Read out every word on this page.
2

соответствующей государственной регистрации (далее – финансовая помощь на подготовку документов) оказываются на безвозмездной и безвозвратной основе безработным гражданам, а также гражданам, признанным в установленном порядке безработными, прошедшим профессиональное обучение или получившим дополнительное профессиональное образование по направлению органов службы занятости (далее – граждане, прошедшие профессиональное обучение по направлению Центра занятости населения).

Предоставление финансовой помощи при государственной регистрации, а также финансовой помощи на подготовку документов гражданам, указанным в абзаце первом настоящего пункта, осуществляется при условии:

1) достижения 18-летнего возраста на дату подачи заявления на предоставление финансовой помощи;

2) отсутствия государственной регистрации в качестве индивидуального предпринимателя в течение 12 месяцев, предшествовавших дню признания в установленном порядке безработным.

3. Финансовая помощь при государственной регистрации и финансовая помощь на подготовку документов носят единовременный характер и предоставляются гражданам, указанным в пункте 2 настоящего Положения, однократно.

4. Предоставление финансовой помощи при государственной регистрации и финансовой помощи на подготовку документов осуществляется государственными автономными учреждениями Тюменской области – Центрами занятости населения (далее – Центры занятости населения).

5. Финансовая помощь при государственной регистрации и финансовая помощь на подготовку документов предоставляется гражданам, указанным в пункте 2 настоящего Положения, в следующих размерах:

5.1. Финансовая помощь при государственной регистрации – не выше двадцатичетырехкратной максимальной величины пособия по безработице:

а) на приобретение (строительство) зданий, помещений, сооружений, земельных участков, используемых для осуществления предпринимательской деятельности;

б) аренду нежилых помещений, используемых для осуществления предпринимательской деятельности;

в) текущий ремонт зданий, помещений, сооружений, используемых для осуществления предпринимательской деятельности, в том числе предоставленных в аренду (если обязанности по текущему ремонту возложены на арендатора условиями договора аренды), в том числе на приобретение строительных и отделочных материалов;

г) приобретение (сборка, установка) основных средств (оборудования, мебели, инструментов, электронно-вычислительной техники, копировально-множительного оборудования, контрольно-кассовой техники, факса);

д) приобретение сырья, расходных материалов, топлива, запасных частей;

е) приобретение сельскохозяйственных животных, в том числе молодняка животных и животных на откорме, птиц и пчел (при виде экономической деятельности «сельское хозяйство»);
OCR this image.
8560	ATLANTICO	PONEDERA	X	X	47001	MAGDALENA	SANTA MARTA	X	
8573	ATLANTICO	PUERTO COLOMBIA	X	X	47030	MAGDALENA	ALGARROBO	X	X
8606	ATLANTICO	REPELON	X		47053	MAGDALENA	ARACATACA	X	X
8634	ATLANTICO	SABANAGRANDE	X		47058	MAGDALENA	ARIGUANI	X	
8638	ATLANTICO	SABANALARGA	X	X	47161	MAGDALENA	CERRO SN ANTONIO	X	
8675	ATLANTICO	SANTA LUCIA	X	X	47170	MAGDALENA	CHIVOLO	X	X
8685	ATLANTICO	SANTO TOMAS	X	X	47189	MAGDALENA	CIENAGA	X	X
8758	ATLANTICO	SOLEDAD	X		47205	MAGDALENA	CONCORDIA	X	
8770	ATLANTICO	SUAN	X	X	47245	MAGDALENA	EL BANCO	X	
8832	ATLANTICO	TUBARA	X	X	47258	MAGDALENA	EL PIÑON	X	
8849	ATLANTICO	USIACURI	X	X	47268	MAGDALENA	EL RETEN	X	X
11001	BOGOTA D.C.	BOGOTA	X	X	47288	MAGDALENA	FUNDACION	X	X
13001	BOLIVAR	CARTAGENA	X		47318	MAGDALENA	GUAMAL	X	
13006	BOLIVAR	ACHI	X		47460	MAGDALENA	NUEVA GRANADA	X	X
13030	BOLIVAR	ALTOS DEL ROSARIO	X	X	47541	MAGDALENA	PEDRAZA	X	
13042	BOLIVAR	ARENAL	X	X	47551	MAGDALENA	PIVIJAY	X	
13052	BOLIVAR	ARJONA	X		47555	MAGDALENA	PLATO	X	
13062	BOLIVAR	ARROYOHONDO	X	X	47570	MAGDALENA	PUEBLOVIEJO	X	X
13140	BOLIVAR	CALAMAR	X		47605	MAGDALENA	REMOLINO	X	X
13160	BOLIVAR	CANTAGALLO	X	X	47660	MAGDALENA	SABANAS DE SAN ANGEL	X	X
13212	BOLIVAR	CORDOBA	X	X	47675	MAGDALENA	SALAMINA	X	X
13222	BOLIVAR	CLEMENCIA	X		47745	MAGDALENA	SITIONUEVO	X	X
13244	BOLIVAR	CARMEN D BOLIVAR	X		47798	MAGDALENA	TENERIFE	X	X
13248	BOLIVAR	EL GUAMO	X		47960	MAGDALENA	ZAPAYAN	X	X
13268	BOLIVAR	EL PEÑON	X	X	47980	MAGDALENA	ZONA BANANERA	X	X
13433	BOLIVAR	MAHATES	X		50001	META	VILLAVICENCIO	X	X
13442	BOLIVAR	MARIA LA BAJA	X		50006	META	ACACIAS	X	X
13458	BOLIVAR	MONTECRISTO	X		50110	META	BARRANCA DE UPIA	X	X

────────────────

Every line of the listing that holds "указанным" is to be counted; give only the resulting number.

3